SET TASK - Extract from the listing each line in which the word "ändern" appears.

MATERIAL TO PROCESS -
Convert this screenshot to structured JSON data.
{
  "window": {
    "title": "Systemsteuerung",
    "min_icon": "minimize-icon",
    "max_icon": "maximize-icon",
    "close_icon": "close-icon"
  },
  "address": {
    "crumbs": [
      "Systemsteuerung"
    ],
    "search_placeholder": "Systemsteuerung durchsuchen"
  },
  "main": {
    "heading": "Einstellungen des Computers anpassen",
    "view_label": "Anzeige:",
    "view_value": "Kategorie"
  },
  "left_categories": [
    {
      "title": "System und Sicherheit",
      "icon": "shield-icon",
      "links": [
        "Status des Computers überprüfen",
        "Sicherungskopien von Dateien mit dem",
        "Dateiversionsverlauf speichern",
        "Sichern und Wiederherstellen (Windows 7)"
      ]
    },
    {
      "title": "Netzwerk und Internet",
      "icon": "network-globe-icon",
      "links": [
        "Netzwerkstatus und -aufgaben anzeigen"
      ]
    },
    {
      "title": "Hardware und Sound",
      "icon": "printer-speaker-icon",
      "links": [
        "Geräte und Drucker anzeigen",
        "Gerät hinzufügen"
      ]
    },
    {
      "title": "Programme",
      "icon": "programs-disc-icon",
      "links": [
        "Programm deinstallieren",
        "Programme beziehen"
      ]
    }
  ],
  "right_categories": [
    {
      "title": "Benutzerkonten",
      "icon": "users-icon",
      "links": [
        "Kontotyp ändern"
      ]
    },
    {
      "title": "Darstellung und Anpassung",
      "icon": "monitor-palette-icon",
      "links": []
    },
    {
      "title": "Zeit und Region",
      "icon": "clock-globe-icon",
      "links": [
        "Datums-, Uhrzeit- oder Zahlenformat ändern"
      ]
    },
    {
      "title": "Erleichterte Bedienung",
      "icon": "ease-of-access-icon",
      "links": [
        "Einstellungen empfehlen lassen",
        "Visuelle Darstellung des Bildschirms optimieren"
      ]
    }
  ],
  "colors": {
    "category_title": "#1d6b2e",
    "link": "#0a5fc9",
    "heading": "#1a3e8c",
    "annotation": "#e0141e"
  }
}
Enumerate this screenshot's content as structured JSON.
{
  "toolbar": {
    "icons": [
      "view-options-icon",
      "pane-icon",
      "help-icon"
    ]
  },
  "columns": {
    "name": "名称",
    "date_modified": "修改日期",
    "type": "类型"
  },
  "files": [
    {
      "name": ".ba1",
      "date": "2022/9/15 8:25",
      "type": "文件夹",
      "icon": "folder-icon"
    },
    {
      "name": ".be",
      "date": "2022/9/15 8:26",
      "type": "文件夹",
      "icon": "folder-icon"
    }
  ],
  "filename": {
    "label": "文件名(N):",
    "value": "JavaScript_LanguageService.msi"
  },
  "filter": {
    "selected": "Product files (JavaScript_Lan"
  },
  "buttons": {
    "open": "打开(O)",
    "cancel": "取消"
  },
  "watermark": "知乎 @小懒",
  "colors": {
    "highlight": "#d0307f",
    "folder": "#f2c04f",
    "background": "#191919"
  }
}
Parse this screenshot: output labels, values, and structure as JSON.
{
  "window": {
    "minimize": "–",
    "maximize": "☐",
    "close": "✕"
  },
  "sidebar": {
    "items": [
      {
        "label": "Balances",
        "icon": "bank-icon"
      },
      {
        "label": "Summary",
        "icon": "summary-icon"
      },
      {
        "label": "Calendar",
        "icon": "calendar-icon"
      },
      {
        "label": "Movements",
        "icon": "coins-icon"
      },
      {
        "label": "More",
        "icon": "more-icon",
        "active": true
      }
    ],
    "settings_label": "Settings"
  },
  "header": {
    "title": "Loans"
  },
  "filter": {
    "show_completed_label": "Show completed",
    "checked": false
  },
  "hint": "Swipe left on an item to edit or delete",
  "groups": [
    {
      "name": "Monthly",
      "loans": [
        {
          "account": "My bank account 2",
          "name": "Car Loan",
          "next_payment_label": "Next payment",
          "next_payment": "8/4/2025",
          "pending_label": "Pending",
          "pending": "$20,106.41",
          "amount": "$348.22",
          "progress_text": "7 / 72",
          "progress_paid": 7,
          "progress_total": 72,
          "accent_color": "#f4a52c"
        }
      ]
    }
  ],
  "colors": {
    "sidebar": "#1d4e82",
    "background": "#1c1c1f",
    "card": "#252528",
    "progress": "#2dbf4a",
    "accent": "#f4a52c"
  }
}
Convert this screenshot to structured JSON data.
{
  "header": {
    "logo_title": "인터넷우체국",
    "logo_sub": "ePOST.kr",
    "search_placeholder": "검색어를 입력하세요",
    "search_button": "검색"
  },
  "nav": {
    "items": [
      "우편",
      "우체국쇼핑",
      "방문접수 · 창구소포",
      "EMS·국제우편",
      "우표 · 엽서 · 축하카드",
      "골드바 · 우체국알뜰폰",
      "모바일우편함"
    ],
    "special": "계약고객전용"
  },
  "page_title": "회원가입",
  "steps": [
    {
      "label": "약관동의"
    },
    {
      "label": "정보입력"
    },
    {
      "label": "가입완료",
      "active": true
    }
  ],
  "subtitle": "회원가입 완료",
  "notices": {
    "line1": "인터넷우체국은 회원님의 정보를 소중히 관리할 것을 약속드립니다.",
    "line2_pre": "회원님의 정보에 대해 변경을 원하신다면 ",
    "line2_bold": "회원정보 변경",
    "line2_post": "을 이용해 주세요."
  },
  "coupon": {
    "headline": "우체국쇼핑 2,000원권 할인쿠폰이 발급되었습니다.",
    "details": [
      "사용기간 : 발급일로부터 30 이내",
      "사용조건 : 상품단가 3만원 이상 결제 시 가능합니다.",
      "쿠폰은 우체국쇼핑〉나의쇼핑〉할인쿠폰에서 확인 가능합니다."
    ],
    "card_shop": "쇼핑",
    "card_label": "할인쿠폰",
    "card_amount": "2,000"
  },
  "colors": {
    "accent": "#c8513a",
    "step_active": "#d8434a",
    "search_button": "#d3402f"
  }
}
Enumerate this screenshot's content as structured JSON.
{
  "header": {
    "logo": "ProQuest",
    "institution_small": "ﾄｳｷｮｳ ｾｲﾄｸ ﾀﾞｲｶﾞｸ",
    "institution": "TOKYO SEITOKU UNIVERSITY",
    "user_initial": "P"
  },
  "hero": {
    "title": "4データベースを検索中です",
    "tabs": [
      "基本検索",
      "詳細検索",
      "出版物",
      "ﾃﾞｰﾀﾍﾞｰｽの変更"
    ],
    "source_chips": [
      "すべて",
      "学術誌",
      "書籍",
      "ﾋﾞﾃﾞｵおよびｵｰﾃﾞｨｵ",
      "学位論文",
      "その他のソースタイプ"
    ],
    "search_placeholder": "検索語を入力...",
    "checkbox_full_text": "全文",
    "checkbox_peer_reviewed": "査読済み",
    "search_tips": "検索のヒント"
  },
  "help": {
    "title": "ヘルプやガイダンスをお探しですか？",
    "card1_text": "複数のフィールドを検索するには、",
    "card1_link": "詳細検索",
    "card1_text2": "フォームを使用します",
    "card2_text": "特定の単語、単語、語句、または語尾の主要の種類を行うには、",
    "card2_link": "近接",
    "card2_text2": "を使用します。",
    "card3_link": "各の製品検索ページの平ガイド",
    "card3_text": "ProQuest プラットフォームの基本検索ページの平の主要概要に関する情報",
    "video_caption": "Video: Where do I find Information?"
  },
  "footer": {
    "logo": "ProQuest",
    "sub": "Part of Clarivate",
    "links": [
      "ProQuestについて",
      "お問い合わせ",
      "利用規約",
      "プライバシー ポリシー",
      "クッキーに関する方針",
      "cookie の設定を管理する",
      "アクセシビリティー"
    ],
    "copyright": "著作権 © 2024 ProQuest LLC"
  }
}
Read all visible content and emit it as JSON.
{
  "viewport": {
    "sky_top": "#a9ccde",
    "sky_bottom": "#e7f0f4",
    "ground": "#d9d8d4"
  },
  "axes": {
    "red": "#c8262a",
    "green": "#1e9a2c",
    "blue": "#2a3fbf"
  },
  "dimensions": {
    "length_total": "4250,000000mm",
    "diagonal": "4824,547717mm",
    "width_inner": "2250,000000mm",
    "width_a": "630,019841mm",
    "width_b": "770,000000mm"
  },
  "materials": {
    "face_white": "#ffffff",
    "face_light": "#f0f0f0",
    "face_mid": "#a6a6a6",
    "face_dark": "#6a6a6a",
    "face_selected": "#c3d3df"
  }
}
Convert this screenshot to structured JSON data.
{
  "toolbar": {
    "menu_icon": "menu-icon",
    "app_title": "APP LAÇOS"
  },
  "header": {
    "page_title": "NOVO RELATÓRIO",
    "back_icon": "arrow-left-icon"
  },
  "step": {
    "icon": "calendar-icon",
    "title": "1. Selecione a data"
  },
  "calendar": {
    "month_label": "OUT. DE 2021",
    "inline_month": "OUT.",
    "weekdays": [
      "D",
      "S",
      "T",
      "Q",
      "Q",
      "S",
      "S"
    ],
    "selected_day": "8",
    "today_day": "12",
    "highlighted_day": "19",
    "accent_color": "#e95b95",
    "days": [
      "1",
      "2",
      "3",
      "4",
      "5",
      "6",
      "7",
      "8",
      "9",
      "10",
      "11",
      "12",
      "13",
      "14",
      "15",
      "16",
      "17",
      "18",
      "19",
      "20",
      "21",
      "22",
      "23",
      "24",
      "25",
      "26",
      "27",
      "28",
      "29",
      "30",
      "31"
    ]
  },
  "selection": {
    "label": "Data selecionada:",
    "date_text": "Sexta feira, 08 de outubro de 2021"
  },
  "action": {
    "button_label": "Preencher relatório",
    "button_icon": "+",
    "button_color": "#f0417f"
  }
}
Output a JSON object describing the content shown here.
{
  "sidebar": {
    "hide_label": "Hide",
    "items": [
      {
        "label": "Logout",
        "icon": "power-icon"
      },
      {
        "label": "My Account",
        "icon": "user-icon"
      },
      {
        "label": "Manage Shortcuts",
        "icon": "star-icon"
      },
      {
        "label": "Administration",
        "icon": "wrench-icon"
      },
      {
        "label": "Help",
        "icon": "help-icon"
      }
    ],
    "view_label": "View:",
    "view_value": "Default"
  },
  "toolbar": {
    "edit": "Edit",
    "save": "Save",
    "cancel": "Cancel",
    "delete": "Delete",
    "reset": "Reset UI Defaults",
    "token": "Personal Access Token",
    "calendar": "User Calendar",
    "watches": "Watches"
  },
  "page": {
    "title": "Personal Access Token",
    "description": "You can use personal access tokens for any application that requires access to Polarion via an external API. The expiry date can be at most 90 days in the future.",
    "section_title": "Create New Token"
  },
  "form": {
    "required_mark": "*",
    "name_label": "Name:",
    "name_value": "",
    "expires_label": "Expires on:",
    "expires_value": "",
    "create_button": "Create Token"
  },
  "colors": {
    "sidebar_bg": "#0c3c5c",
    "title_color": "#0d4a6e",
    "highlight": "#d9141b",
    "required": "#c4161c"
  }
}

FINAL RESULT -
        "Kontotyp ändern"
        "Datums-, Uhrzeit- oder Zahlenformat ändern"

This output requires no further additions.